# [Problem requirements]
Write out all the entries word for word and omit any pictures.

# [Stored records]
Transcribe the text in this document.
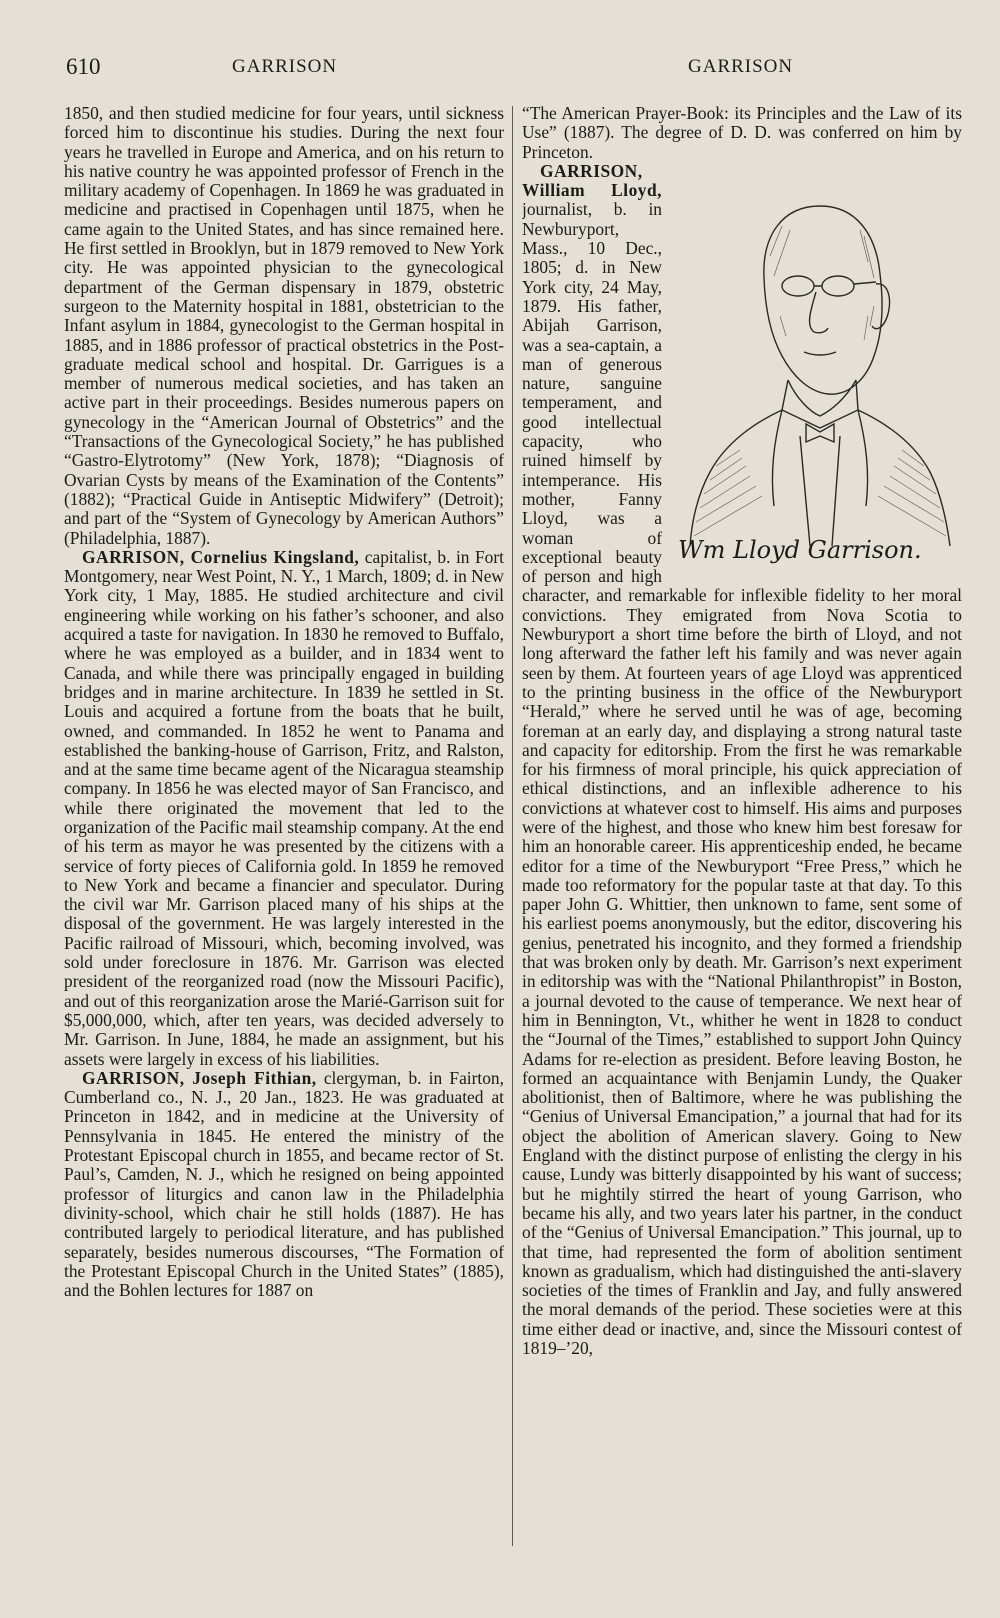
610	GARRISON	GARRISON

1850, and then studied medicine for four years, until sickness forced him to discontinue his studies. During the next four years he travelled in Europe and America, and on his return to his native country he was appointed professor of French in the military academy of Copenhagen. In 1869 he was graduated in medicine and practised in Copenhagen until 1875, when he came again to the United States, and has since remained here. He first settled in Brooklyn, but in 1879 removed to New York city. He was appointed physician to the gynecological department of the German dispensary in 1879, obstetric surgeon to the Maternity hospital in 1881, obstetrician to the Infant asylum in 1884, gynecologist to the German hospital in 1885, and in 1886 professor of practical obstetrics in the Post-graduate medical school and hospital. Dr. Garrigues is a member of numerous medical societies, and has taken an active part in their proceedings. Besides numerous papers on gynecology in the “American Journal of Obstetrics” and the “Transactions of the Gynecological Society,” he has published “Gastro-Elytrotomy” (New York, 1878); “Diagnosis of Ovarian Cysts by means of the Examination of the Contents” (1882); “Practical Guide in Antiseptic Midwifery” (Detroit); and part of the “System of Gynecology by American Authors” (Philadelphia, 1887).

GARRISON, Cornelius Kingsland, capitalist, b. in Fort Montgomery, near West Point, N. Y., 1 March, 1809; d. in New York city, 1 May, 1885. He studied architecture and civil engineering while working on his father’s schooner, and also acquired a taste for navigation. In 1830 he removed to Buffalo, where he was employed as a builder, and in 1834 went to Canada, and while there was principally engaged in building bridges and in marine architecture. In 1839 he settled in St. Louis and acquired a fortune from the boats that he built, owned, and commanded. In 1852 he went to Panama and established the banking-house of Garrison, Fritz, and Ralston, and at the same time became agent of the Nicaragua steamship company. In 1856 he was elected mayor of San Francisco, and while there originated the movement that led to the organization of the Pacific mail steamship company. At the end of his term as mayor he was presented by the citizens with a service of forty pieces of California gold. In 1859 he removed to New York and became a financier and speculator. During the civil war Mr. Garrison placed many of his ships at the disposal of the government. He was largely interested in the Pacific railroad of Missouri, which, becoming involved, was sold under foreclosure in 1876. Mr. Garrison was elected president of the reorganized road (now the Missouri Pacific), and out of this reorganization arose the Marié-Garrison suit for $5,000,000, which, after ten years, was decided adversely to Mr. Garrison. In June, 1884, he made an assignment, but his assets were largely in excess of his liabilities.

GARRISON, Joseph Fithian, clergyman, b. in Fairton, Cumberland co., N. J., 20 Jan., 1823. He was graduated at Princeton in 1842, and in medicine at the University of Pennsylvania in 1845. He entered the ministry of the Protestant Episcopal church in 1855, and became rector of St. Paul’s, Camden, N. J., which he resigned on being appointed professor of liturgics and canon law in the Philadelphia divinity-school, which chair he still holds (1887). He has contributed largely to periodical literature, and has published separately, besides numerous discourses, “The Formation of the Protestant Episcopal Church in the United States” (1885), and the Bohlen lectures for 1887 on

“The American Prayer-Book: its Principles and the Law of its Use” (1887). The degree of D. D. was conferred on him by Princeton.

Wm Lloyd Garrison.

GARRISON, William Lloyd, journalist, b. in Newburyport, Mass., 10 Dec., 1805; d. in New York city, 24 May, 1879. His father, Abijah Garrison, was a sea-captain, a man of generous nature, sanguine temperament, and good intellectual capacity, who ruined himself by intemperance. His mother, Fanny Lloyd, was a woman of exceptional beauty of person and high character, and remarkable for inflexible fidelity to her moral convictions. They emigrated from Nova Scotia to Newburyport a short time before the birth of Lloyd, and not long afterward the father left his family and was never again seen by them. At fourteen years of age Lloyd was apprenticed to the printing business in the office of the Newburyport “Herald,” where he served until he was of age, becoming foreman at an early day, and displaying a strong natural taste and capacity for editorship. From the first he was remarkable for his firmness of moral principle, his quick appreciation of ethical distinctions, and an inflexible adherence to his convictions at whatever cost to himself. His aims and purposes were of the highest, and those who knew him best foresaw for him an honorable career. His apprenticeship ended, he became editor for a time of the Newburyport “Free Press,” which he made too reformatory for the popular taste at that day. To this paper John G. Whittier, then unknown to fame, sent some of his earliest poems anonymously, but the editor, discovering his genius, penetrated his incognito, and they formed a friendship that was broken only by death. Mr. Garrison’s next experiment in editorship was with the “National Philanthropist” in Boston, a journal devoted to the cause of temperance. We next hear of him in Bennington, Vt., whither he went in 1828 to conduct the “Journal of the Times,” established to support John Quincy Adams for re-election as president. Before leaving Boston, he formed an acquaintance with Benjamin Lundy, the Quaker abolitionist, then of Baltimore, where he was publishing the “Genius of Universal Emancipation,” a journal that had for its object the abolition of American slavery. Going to New England with the distinct purpose of enlisting the clergy in his cause, Lundy was bitterly disappointed by his want of success; but he mightily stirred the heart of young Garrison, who became his ally, and two years later his partner, in the conduct of the “Genius of Universal Emancipation.” This journal, up to that time, had represented the form of abolition sentiment known as gradualism, which had distinguished the anti-slavery societies of the times of Franklin and Jay, and fully answered the moral demands of the period. These societies were at this time either dead or inactive, and, since the Missouri contest of 1819–’20,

# [Solution to the problem]
Transcribe the text in this document.
610	GARRISON	GARRISON

1850, and then studied medicine for four years, until sickness forced him to discontinue his studies. During the next four years he travelled in Europe and America, and on his return to his native country he was appointed professor of French in the military academy of Copenhagen. In 1869 he was graduated in medicine and practised in Copenhagen until 1875, when he came again to the United States, and has since remained here. He first settled in Brooklyn, but in 1879 removed to New York city. He was appointed physician to the gynecological department of the German dispensary in 1879, obstetric surgeon to the Maternity hospital in 1881, obstetrician to the Infant asylum in 1884, gynecologist to the German hospital in 1885, and in 1886 professor of practical obstetrics in the Post-graduate medical school and hospital. Dr. Garrigues is a member of numerous medical societies, and has taken an active part in their proceedings. Besides numerous papers on gynecology in the “American Journal of Obstetrics” and the “Transactions of the Gynecological Society,” he has published “Gastro-Elytrotomy” (New York, 1878); “Diagnosis of Ovarian Cysts by means of the Examination of the Contents” (1882); “Practical Guide in Antiseptic Midwifery” (Detroit); and part of the “System of Gynecology by American Authors” (Philadelphia, 1887).

GARRISON, Cornelius Kingsland, capitalist, b. in Fort Montgomery, near West Point, N. Y., 1 March, 1809; d. in New York city, 1 May, 1885. He studied architecture and civil engineering while working on his father’s schooner, and also acquired a taste for navigation. In 1830 he removed to Buffalo, where he was employed as a builder, and in 1834 went to Canada, and while there was principally engaged in building bridges and in marine architecture. In 1839 he settled in St. Louis and acquired a fortune from the boats that he built, owned, and commanded. In 1852 he went to Panama and established the banking-house of Garrison, Fritz, and Ralston, and at the same time became agent of the Nicaragua steamship company. In 1856 he was elected mayor of San Francisco, and while there originated the movement that led to the organization of the Pacific mail steamship company. At the end of his term as mayor he was presented by the citizens with a service of forty pieces of California gold. In 1859 he removed to New York and became a financier and speculator. During the civil war Mr. Garrison placed many of his ships at the disposal of the government. He was largely interested in the Pacific railroad of Missouri, which, becoming involved, was sold under foreclosure in 1876. Mr. Garrison was elected president of the reorganized road (now the Missouri Pacific), and out of this reorganization arose the Marié-Garrison suit for $5,000,000, which, after ten years, was decided adversely to Mr. Garrison. In June, 1884, he made an assignment, but his assets were largely in excess of his liabilities.

GARRISON, Joseph Fithian, clergyman, b. in Fairton, Cumberland co., N. J., 20 Jan., 1823. He was graduated at Princeton in 1842, and in medicine at the University of Pennsylvania in 1845. He entered the ministry of the Protestant Episcopal church in 1855, and became rector of St. Paul’s, Camden, N. J., which he resigned on being appointed professor of liturgics and canon law in the Philadelphia divinity-school, which chair he still holds (1887). He has contributed largely to periodical literature, and has published separately, besides numerous discourses, “The Formation of the Protestant Episcopal Church in the United States” (1885), and the Bohlen lectures for 1887 on

“The American Prayer-Book: its Principles and the Law of its Use” (1887). The degree of D. D. was conferred on him by Princeton.

Wm Lloyd Garrison.

GARRISON, William Lloyd, journalist, b. in Newburyport, Mass., 10 Dec., 1805; d. in New York city, 24 May, 1879. His father, Abijah Garrison, was a sea-captain, a man of generous nature, sanguine temperament, and good intellectual capacity, who ruined himself by intemperance. His mother, Fanny Lloyd, was a woman of exceptional beauty of person and high character, and remarkable for inflexible fidelity to her moral convictions. They emigrated from Nova Scotia to Newburyport a short time before the birth of Lloyd, and not long afterward the father left his family and was never again seen by them. At fourteen years of age Lloyd was apprenticed to the printing business in the office of the Newburyport “Herald,” where he served until he was of age, becoming foreman at an early day, and displaying a strong natural taste and capacity for editorship. From the first he was remarkable for his firmness of moral principle, his quick appreciation of ethical distinctions, and an inflexible adherence to his convictions at whatever cost to himself. His aims and purposes were of the highest, and those who knew him best foresaw for him an honorable career. His apprenticeship ended, he became editor for a time of the Newburyport “Free Press,” which he made too reformatory for the popular taste at that day. To this paper John G. Whittier, then unknown to fame, sent some of his earliest poems anonymously, but the editor, discovering his genius, penetrated his incognito, and they formed a friendship that was broken only by death. Mr. Garrison’s next experiment in editorship was with the “National Philanthropist” in Boston, a journal devoted to the cause of temperance. We next hear of him in Bennington, Vt., whither he went in 1828 to conduct the “Journal of the Times,” established to support John Quincy Adams for re-election as president. Before leaving Boston, he formed an acquaintance with Benjamin Lundy, the Quaker abolitionist, then of Baltimore, where he was publishing the “Genius of Universal Emancipation,” a journal that had for its object the abolition of American slavery. Going to New England with the distinct purpose of enlisting the clergy in his cause, Lundy was bitterly disappointed by his want of success; but he mightily stirred the heart of young Garrison, who became his ally, and two years later his partner, in the conduct of the “Genius of Universal Emancipation.” This journal, up to that time, had represented the form of abolition sentiment known as gradualism, which had distinguished the anti-slavery societies of the times of Franklin and Jay, and fully answered the moral demands of the period. These societies were at this time either dead or inactive, and, since the Missouri contest of 1819–’20,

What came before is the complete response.